• **What the task requires**:
Restate each of the lines given below, word for word.

• **Recorded information**:
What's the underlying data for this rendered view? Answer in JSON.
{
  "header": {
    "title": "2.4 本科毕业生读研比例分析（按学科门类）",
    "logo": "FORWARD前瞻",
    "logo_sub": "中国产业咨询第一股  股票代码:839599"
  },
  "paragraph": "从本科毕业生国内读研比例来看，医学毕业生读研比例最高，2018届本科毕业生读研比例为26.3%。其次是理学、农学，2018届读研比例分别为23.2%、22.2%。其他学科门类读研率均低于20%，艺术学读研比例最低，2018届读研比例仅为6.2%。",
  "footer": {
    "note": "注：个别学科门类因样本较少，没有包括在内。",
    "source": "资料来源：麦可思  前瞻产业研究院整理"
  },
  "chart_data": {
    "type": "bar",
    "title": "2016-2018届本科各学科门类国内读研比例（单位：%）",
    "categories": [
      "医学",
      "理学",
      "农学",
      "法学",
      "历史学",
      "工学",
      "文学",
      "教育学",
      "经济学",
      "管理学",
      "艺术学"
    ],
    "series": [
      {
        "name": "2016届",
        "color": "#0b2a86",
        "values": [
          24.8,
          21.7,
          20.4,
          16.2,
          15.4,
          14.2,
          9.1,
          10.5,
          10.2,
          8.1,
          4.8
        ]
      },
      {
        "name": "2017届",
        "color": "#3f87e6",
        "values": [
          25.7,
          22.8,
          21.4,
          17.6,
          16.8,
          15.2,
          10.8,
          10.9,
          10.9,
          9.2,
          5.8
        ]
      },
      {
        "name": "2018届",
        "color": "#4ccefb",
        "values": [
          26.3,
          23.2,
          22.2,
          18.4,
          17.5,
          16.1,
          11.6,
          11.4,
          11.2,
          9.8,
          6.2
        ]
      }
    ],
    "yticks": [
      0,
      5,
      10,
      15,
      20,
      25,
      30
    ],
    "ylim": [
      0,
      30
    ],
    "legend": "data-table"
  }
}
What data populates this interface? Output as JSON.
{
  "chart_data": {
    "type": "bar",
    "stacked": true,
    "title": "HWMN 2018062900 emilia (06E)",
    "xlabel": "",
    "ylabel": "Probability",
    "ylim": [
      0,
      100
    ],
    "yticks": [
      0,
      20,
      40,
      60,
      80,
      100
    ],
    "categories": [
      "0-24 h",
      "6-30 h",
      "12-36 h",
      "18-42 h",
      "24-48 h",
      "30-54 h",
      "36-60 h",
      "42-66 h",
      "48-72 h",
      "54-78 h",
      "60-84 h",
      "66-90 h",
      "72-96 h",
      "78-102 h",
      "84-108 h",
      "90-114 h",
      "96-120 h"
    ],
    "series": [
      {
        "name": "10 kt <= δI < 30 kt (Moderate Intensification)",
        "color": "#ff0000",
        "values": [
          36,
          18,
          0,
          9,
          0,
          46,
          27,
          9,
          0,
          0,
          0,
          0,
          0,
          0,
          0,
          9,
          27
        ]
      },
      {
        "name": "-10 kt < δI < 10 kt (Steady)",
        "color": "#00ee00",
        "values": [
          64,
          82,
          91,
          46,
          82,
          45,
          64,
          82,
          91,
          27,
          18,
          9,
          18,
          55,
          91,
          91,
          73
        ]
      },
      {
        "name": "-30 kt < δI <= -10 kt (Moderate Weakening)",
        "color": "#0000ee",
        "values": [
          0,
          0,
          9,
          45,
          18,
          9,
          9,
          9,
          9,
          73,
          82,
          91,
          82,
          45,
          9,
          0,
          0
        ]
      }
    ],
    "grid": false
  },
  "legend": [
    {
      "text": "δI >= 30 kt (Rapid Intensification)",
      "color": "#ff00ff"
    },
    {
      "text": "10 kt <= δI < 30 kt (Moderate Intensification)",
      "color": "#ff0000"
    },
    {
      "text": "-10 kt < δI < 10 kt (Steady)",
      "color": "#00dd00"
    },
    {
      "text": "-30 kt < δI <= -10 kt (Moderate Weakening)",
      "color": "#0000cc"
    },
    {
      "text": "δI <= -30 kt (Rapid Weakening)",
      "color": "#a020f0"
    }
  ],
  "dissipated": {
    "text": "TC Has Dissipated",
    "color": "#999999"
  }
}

• **Exercise answer**:
What's the underlying data for this rendered view? Answer in JSON.
{
  "header": {
    "title": "2.4 本科毕业生读研比例分析（按学科门类）",
    "logo": "FORWARD前瞻",
    "logo_sub": "中国产业咨询第一股  股票代码:839599"
  },
  "paragraph": "从本科毕业生国内读研比例来看，医学毕业生读研比例最高，2018届本科毕业生读研比例为26.3%。其次是理学、农学，2018届读研比例分别为23.2%、22.2%。其他学科门类读研率均低于20%，艺术学读研比例最低，2018届读研比例仅为6.2%。",
  "footer": {
    "note": "注：个别学科门类因样本较少，没有包括在内。",
    "source": "资料来源：麦可思  前瞻产业研究院整理"
  },
  "chart_data": {
    "type": "bar",
    "title": "2016-2018届本科各学科门类国内读研比例（单位：%）",
    "categories": [
      "医学",
      "理学",
      "农学",
      "法学",
      "历史学",
      "工学",
      "文学",
      "教育学",
      "经济学",
      "管理学",
      "艺术学"
    ],
    "series": [
      {
        "name": "2016届",
        "color": "#0b2a86",
        "values": [
          24.8,
          21.7,
          20.4,
          16.2,
          15.4,
          14.2,
          9.1,
          10.5,
          10.2,
          8.1,
          4.8
        ]
      },
      {
        "name": "2017届",
        "color": "#3f87e6",
        "values": [
          25.7,
          22.8,
          21.4,
          17.6,
          16.8,
          15.2,
          10.8,
          10.9,
          10.9,
          9.2,
          5.8
        ]
      },
      {
        "name": "2018届",
        "color": "#4ccefb",
        "values": [
          26.3,
          23.2,
          22.2,
          18.4,
          17.5,
          16.1,
          11.6,
          11.4,
          11.2,
          9.8,
          6.2
        ]
      }
    ],
    "yticks": [
      0,
      5,
      10,
      15,
      20,
      25,
      30
    ],
    "ylim": [
      0,
      30
    ],
    "legend": "data-table"
  }
}
What data populates this interface? Output as JSON.
{
  "chart_data": {
    "type": "bar",
    "stacked": true,
    "title": "HWMN 2018062900 emilia (06E)",
    "xlabel": "",
    "ylabel": "Probability",
    "ylim": [
      0,
      100
    ],
    "yticks": [
      0,
      20,
      40,
      60,
      80,
      100
    ],
    "categories": [
      "0-24 h",
      "6-30 h",
      "12-36 h",
      "18-42 h",
      "24-48 h",
      "30-54 h",
      "36-60 h",
      "42-66 h",
      "48-72 h",
      "54-78 h",
      "60-84 h",
      "66-90 h",
      "72-96 h",
      "78-102 h",
      "84-108 h",
      "90-114 h",
      "96-120 h"
    ],
    "series": [
      {
        "name": "10 kt <= δI < 30 kt (Moderate Intensification)",
        "color": "#ff0000",
        "values": [
          36,
          18,
          0,
          9,
          0,
          46,
          27,
          9,
          0,
          0,
          0,
          0,
          0,
          0,
          0,
          9,
          27
        ]
      },
      {
        "name": "-10 kt < δI < 10 kt (Steady)",
        "color": "#00ee00",
        "values": [
          64,
          82,
          91,
          46,
          82,
          45,
          64,
          82,
          91,
          27,
          18,
          9,
          18,
          55,
          91,
          91,
          73
        ]
      },
      {
        "name": "-30 kt < δI <= -10 kt (Moderate Weakening)",
        "color": "#0000ee",
        "values": [
          0,
          0,
          9,
          45,
          18,
          9,
          9,
          9,
          9,
          73,
          82,
          91,
          82,
          45,
          9,
          0,
          0
        ]
      }
    ],
    "grid": false
  },
  "legend": [
    {
      "text": "δI >= 30 kt (Rapid Intensification)",
      "color": "#ff00ff"
    },
    {
      "text": "10 kt <= δI < 30 kt (Moderate Intensification)",
      "color": "#ff0000"
    },
    {
      "text": "-10 kt < δI < 10 kt (Steady)",
      "color": "#00dd00"
    },
    {
      "text": "-30 kt < δI <= -10 kt (Moderate Weakening)",
      "color": "#0000cc"
    },
    {
      "text": "δI <= -30 kt (Rapid Weakening)",
      "color": "#a020f0"
    }
  ],
  "dissipated": {
    "text": "TC Has Dissipated",
    "color": "#999999"
  }
}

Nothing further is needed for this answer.